→ **What this task involves**
Without altering anything, repeat each of the records.

→ **Data supplied**
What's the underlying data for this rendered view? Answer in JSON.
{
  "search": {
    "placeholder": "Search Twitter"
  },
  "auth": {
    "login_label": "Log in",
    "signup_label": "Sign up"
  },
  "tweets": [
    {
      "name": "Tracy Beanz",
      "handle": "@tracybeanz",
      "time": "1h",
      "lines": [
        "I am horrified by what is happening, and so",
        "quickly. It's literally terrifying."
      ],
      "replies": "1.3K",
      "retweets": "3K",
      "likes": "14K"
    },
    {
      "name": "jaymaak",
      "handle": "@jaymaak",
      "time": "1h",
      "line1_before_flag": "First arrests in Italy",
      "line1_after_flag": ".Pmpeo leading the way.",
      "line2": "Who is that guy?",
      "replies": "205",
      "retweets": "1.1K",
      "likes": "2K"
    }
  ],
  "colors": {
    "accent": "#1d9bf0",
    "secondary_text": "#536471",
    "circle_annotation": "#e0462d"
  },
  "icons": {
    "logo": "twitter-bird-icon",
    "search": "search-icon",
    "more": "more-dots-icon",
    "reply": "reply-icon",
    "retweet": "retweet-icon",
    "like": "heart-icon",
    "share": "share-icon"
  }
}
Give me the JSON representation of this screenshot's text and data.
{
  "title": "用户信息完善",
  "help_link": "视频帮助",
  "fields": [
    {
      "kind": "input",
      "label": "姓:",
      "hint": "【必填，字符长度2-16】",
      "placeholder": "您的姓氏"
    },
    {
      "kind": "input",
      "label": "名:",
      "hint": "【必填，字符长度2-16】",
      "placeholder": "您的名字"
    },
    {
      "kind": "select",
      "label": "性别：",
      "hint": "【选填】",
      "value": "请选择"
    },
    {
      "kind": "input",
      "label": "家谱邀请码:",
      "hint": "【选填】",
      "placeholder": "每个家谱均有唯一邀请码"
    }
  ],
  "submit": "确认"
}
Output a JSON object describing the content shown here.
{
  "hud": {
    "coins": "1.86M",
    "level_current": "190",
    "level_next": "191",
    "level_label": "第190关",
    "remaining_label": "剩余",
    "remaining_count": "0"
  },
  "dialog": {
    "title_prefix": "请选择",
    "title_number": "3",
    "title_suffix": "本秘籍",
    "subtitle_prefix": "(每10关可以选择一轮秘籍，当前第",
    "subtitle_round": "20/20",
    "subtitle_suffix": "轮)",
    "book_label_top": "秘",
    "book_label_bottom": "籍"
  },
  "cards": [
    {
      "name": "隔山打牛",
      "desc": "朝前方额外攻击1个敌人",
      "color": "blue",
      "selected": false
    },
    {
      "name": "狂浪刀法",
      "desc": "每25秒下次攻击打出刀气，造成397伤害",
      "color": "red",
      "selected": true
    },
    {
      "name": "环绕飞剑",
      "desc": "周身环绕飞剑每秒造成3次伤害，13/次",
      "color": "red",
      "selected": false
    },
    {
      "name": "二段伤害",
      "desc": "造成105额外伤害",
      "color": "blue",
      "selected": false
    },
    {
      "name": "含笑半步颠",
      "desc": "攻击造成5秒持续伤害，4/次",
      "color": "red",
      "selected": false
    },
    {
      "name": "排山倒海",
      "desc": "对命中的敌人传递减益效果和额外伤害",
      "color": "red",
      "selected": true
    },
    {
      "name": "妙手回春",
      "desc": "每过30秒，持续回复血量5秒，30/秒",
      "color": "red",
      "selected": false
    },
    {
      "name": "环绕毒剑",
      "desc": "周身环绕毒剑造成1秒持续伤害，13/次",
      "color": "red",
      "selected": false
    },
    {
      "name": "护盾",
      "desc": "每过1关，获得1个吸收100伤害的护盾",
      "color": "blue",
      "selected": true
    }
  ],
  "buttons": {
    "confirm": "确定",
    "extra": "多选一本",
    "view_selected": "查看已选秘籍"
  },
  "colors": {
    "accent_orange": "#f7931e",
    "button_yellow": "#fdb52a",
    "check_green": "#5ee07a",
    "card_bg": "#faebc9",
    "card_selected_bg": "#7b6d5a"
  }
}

→ **Written reply**
What's the underlying data for this rendered view? Answer in JSON.
{
  "search": {
    "placeholder": "Search Twitter"
  },
  "auth": {
    "login_label": "Log in",
    "signup_label": "Sign up"
  },
  "tweets": [
    {
      "name": "Tracy Beanz",
      "handle": "@tracybeanz",
      "time": "1h",
      "lines": [
        "I am horrified by what is happening, and so",
        "quickly. It's literally terrifying."
      ],
      "replies": "1.3K",
      "retweets": "3K",
      "likes": "14K"
    },
    {
      "name": "jaymaak",
      "handle": "@jaymaak",
      "time": "1h",
      "line1_before_flag": "First arrests in Italy",
      "line1_after_flag": ".Pmpeo leading the way.",
      "line2": "Who is that guy?",
      "replies": "205",
      "retweets": "1.1K",
      "likes": "2K"
    }
  ],
  "colors": {
    "accent": "#1d9bf0",
    "secondary_text": "#536471",
    "circle_annotation": "#e0462d"
  },
  "icons": {
    "logo": "twitter-bird-icon",
    "search": "search-icon",
    "more": "more-dots-icon",
    "reply": "reply-icon",
    "retweet": "retweet-icon",
    "like": "heart-icon",
    "share": "share-icon"
  }
}
Give me the JSON representation of this screenshot's text and data.
{
  "title": "用户信息完善",
  "help_link": "视频帮助",
  "fields": [
    {
      "kind": "input",
      "label": "姓:",
      "hint": "【必填，字符长度2-16】",
      "placeholder": "您的姓氏"
    },
    {
      "kind": "input",
      "label": "名:",
      "hint": "【必填，字符长度2-16】",
      "placeholder": "您的名字"
    },
    {
      "kind": "select",
      "label": "性别：",
      "hint": "【选填】",
      "value": "请选择"
    },
    {
      "kind": "input",
      "label": "家谱邀请码:",
      "hint": "【选填】",
      "placeholder": "每个家谱均有唯一邀请码"
    }
  ],
  "submit": "确认"
}
Output a JSON object describing the content shown here.
{
  "hud": {
    "coins": "1.86M",
    "level_current": "190",
    "level_next": "191",
    "level_label": "第190关",
    "remaining_label": "剩余",
    "remaining_count": "0"
  },
  "dialog": {
    "title_prefix": "请选择",
    "title_number": "3",
    "title_suffix": "本秘籍",
    "subtitle_prefix": "(每10关可以选择一轮秘籍，当前第",
    "subtitle_round": "20/20",
    "subtitle_suffix": "轮)",
    "book_label_top": "秘",
    "book_label_bottom": "籍"
  },
  "cards": [
    {
      "name": "隔山打牛",
      "desc": "朝前方额外攻击1个敌人",
      "color": "blue",
      "selected": false
    },
    {
      "name": "狂浪刀法",
      "desc": "每25秒下次攻击打出刀气，造成397伤害",
      "color": "red",
      "selected": true
    },
    {
      "name": "环绕飞剑",
      "desc": "周身环绕飞剑每秒造成3次伤害，13/次",
      "color": "red",
      "selected": false
    },
    {
      "name": "二段伤害",
      "desc": "造成105额外伤害",
      "color": "blue",
      "selected": false
    },
    {
      "name": "含笑半步颠",
      "desc": "攻击造成5秒持续伤害，4/次",
      "color": "red",
      "selected": false
    },
    {
      "name": "排山倒海",
      "desc": "对命中的敌人传递减益效果和额外伤害",
      "color": "red",
      "selected": true
    },
    {
      "name": "妙手回春",
      "desc": "每过30秒，持续回复血量5秒，30/秒",
      "color": "red",
      "selected": false
    },
    {
      "name": "环绕毒剑",
      "desc": "周身环绕毒剑造成1秒持续伤害，13/次",
      "color": "red",
      "selected": false
    },
    {
      "name": "护盾",
      "desc": "每过1关，获得1个吸收100伤害的护盾",
      "color": "blue",
      "selected": true
    }
  ],
  "buttons": {
    "confirm": "确定",
    "extra": "多选一本",
    "view_selected": "查看已选秘籍"
  },
  "colors": {
    "accent_orange": "#f7931e",
    "button_yellow": "#fdb52a",
    "check_green": "#5ee07a",
    "card_bg": "#faebc9",
    "card_selected_bg": "#7b6d5a"
  }
}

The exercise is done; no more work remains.